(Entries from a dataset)

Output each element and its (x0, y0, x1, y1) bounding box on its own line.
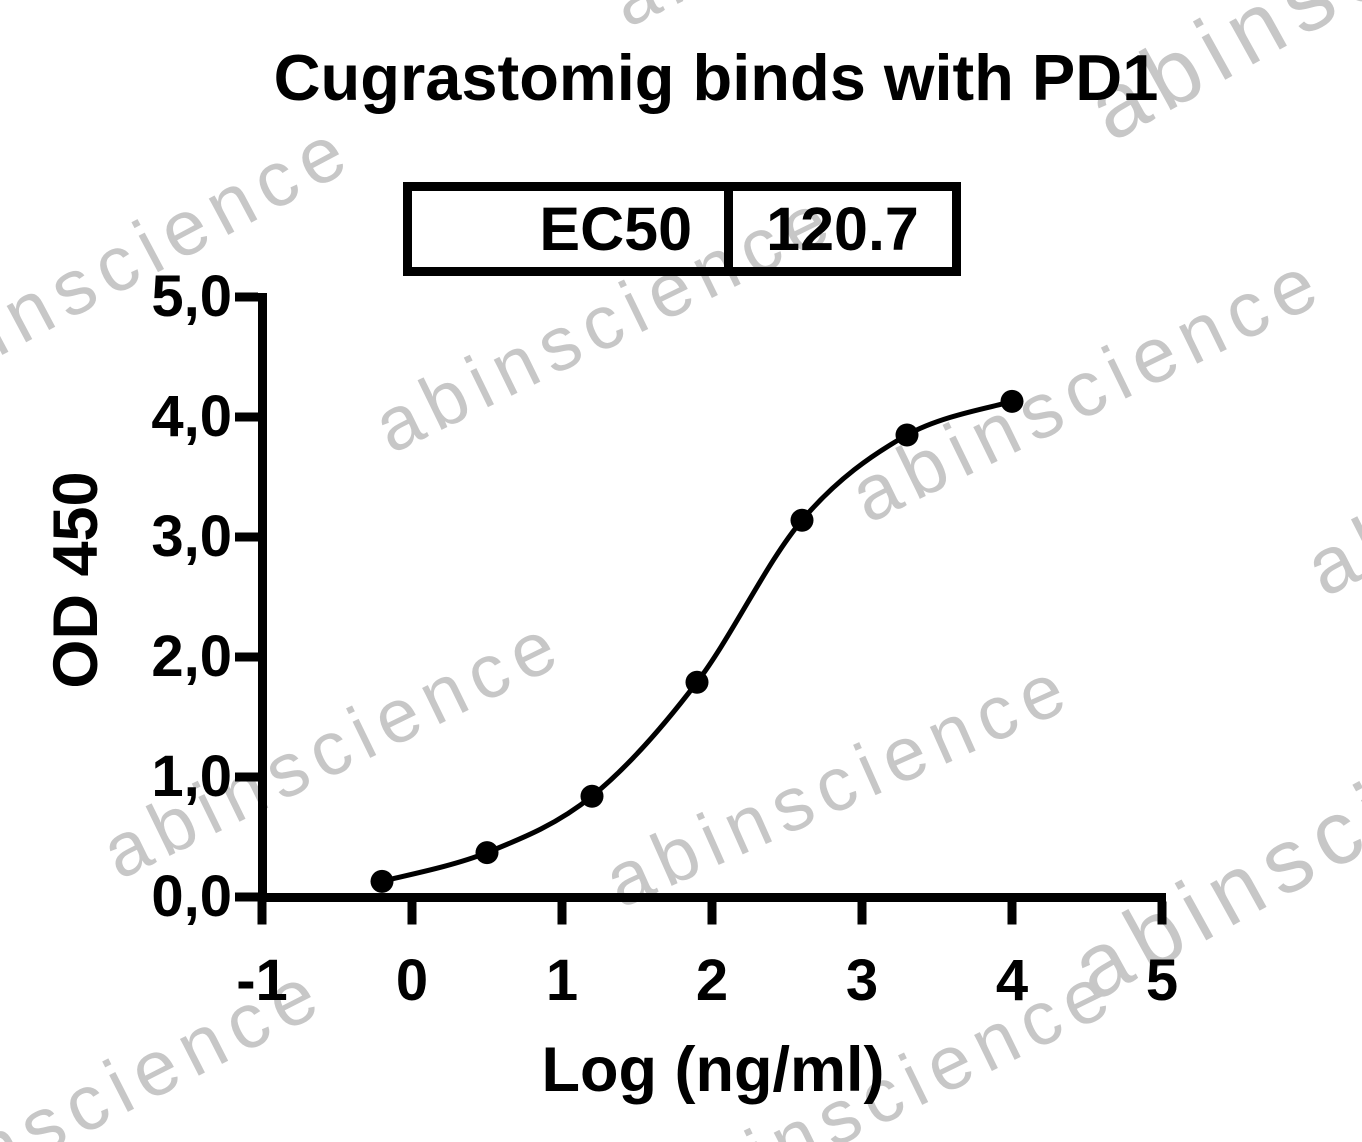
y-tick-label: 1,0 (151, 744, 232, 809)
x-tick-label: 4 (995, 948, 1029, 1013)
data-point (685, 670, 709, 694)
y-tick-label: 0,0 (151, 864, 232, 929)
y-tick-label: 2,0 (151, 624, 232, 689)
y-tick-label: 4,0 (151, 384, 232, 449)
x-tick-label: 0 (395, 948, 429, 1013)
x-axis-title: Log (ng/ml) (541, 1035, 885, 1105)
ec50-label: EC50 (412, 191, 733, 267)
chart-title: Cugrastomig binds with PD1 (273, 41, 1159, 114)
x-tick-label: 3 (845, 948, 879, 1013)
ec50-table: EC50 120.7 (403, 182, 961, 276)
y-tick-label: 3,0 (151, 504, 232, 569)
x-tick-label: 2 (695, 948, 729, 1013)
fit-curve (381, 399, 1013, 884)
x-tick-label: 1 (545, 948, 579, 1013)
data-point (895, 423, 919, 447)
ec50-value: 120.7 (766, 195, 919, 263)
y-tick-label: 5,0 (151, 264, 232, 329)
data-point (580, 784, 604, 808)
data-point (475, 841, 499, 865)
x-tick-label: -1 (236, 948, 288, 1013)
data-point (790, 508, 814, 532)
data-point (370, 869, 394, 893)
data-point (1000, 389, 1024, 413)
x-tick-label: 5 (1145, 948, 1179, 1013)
* * *
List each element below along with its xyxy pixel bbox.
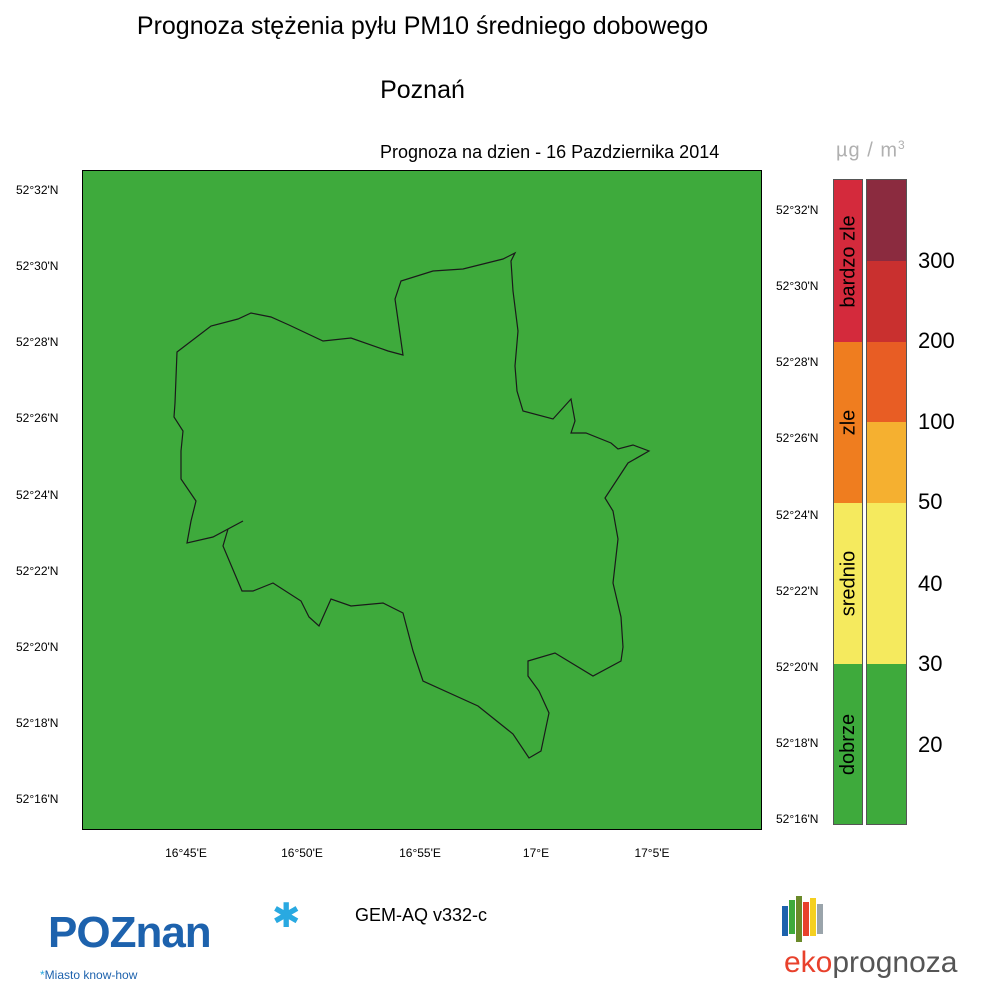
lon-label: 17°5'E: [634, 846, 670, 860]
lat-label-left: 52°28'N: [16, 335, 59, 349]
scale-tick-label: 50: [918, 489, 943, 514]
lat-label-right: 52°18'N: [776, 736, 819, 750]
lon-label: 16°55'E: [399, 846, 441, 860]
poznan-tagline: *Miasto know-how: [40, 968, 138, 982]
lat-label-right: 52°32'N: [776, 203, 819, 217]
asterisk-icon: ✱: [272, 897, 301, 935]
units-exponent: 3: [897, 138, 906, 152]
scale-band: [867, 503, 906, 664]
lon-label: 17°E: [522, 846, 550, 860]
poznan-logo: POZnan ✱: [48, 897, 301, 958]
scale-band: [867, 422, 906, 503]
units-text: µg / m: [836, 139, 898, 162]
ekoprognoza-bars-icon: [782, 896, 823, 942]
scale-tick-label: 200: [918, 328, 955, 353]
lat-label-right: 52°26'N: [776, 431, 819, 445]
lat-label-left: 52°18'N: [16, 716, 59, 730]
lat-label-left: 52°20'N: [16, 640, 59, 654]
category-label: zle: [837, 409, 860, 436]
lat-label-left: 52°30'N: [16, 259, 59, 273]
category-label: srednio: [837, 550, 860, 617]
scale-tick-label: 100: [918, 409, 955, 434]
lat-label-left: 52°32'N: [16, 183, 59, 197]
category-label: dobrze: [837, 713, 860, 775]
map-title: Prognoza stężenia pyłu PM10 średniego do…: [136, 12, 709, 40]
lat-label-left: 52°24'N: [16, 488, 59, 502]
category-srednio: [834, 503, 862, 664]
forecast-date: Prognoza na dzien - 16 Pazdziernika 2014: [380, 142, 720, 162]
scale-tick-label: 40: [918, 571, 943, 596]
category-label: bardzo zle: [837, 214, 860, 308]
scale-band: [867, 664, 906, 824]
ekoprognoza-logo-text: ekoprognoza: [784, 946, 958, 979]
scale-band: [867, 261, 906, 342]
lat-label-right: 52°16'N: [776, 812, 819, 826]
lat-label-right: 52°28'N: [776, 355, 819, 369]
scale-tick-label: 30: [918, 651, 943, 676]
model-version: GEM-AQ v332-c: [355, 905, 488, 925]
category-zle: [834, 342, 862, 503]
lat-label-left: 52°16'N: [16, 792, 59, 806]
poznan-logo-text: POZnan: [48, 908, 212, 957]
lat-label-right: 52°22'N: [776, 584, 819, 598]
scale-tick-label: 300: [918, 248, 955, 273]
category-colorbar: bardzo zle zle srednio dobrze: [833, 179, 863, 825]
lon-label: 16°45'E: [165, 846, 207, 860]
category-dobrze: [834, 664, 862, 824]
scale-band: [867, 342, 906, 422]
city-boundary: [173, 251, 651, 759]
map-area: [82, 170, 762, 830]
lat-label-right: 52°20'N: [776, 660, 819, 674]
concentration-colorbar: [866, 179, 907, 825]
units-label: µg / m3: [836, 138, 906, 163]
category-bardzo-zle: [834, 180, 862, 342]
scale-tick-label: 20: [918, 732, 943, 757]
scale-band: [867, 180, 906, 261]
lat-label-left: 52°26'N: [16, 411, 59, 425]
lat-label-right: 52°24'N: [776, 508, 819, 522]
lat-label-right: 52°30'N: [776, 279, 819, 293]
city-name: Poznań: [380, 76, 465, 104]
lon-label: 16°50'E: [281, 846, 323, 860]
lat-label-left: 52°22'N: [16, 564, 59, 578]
...
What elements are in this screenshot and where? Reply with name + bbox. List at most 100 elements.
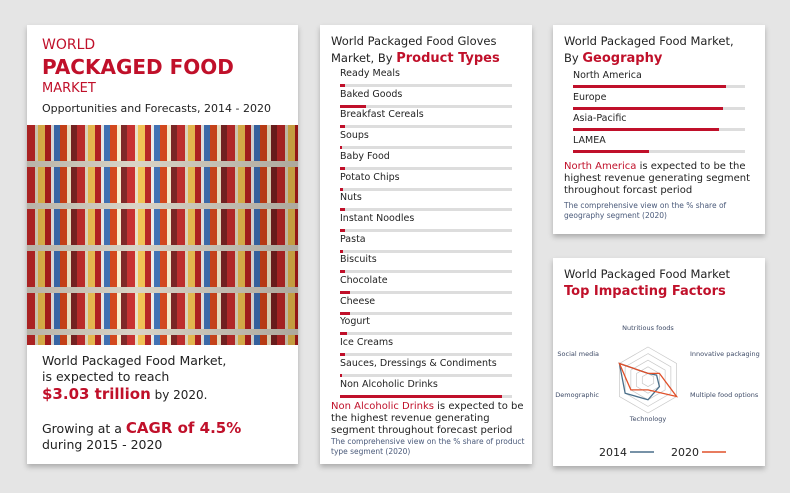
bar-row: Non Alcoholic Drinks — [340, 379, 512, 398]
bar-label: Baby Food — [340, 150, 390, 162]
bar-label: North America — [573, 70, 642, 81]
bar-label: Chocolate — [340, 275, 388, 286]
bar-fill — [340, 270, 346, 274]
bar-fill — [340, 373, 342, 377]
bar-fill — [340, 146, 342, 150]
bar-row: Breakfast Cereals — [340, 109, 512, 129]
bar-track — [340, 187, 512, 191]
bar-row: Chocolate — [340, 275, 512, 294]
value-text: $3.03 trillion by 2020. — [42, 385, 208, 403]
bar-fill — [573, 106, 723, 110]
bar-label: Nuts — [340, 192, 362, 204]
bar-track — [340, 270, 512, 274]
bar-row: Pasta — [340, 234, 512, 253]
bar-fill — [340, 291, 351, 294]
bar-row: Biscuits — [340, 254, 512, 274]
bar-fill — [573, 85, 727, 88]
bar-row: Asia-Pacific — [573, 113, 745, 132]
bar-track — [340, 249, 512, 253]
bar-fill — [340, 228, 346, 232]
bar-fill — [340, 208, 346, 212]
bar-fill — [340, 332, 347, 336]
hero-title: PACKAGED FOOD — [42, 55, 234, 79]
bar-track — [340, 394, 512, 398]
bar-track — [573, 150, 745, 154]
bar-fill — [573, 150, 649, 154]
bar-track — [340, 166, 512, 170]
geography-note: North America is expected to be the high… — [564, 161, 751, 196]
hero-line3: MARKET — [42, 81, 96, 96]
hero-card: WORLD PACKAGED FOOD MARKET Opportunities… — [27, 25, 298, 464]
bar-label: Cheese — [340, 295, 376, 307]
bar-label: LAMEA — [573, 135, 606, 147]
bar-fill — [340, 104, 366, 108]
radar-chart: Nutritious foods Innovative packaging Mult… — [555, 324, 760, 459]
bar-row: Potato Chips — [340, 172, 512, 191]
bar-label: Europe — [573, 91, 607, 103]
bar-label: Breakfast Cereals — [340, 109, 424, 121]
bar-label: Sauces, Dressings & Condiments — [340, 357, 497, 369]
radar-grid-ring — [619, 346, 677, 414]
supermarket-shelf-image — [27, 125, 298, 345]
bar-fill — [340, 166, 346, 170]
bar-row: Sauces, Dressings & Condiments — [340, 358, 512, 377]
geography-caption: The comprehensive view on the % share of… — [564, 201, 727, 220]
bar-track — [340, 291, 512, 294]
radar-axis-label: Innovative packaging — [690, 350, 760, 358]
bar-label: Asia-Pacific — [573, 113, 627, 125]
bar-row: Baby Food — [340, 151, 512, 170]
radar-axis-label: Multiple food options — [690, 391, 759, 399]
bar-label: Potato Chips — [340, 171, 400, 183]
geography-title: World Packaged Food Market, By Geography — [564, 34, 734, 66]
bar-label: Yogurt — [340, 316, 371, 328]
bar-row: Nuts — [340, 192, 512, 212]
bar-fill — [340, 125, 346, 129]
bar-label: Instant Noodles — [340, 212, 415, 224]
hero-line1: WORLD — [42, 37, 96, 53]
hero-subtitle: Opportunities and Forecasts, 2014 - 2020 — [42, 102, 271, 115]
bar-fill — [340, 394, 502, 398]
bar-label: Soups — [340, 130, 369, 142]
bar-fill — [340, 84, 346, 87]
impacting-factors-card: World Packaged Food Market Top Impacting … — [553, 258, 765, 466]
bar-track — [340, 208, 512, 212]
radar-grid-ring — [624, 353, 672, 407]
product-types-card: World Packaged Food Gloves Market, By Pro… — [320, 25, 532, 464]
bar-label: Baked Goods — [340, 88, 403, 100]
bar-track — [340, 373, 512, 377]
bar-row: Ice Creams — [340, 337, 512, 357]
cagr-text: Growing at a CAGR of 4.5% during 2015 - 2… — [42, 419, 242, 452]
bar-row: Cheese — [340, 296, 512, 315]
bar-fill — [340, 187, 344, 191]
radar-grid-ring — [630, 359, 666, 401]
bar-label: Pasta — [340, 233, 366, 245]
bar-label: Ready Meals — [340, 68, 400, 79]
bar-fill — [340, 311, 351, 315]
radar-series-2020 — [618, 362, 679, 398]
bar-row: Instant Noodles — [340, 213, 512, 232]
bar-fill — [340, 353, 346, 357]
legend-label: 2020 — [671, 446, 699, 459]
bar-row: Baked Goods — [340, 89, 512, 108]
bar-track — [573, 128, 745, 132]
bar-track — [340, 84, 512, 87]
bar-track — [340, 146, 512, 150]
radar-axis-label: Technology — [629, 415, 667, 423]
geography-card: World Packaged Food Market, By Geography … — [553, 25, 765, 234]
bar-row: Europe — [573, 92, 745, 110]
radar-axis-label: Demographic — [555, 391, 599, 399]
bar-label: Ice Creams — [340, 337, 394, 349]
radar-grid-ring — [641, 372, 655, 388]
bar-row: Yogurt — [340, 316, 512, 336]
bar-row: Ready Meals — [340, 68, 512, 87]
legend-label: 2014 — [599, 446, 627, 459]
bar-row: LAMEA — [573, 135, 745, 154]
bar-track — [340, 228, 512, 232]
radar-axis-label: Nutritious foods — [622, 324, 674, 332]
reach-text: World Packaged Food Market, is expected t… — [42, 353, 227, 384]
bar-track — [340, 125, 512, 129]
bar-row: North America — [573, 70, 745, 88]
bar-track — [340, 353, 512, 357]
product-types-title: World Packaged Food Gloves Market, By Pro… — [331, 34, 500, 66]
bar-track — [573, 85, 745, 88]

■ What this task involves: Copy the data word for word, from the line containing "Output each element" through the line containing "x-tick-label: 5 (1145, 948, 1179, 1013)", including both of those lines. Leave the pictures out.

■ Output for this task:
Output each element and its (x0, y0, x1, y1) bounding box on its own line.
y-tick-label: 1,0 (151, 744, 232, 809)
x-tick-label: 4 (995, 948, 1029, 1013)
data-point (685, 670, 709, 694)
y-tick-label: 0,0 (151, 864, 232, 929)
y-tick-label: 2,0 (151, 624, 232, 689)
y-tick-label: 4,0 (151, 384, 232, 449)
x-tick-label: 0 (395, 948, 429, 1013)
x-axis-title: Log (ng/ml) (541, 1035, 885, 1105)
ec50-label: EC50 (412, 191, 733, 267)
chart-title: Cugrastomig binds with PD1 (273, 41, 1159, 114)
x-tick-label: 3 (845, 948, 879, 1013)
ec50-table: EC50 120.7 (403, 182, 961, 276)
y-tick-label: 3,0 (151, 504, 232, 569)
x-tick-label: 2 (695, 948, 729, 1013)
fit-curve (381, 399, 1013, 884)
x-tick-label: 1 (545, 948, 579, 1013)
data-point (895, 423, 919, 447)
ec50-value: 120.7 (766, 195, 919, 263)
y-tick-label: 5,0 (151, 264, 232, 329)
data-point (580, 784, 604, 808)
data-point (475, 841, 499, 865)
x-tick-label: -1 (236, 948, 288, 1013)
data-point (790, 508, 814, 532)
data-point (370, 869, 394, 893)
data-point (1000, 389, 1024, 413)
x-tick-label: 5 (1145, 948, 1179, 1013)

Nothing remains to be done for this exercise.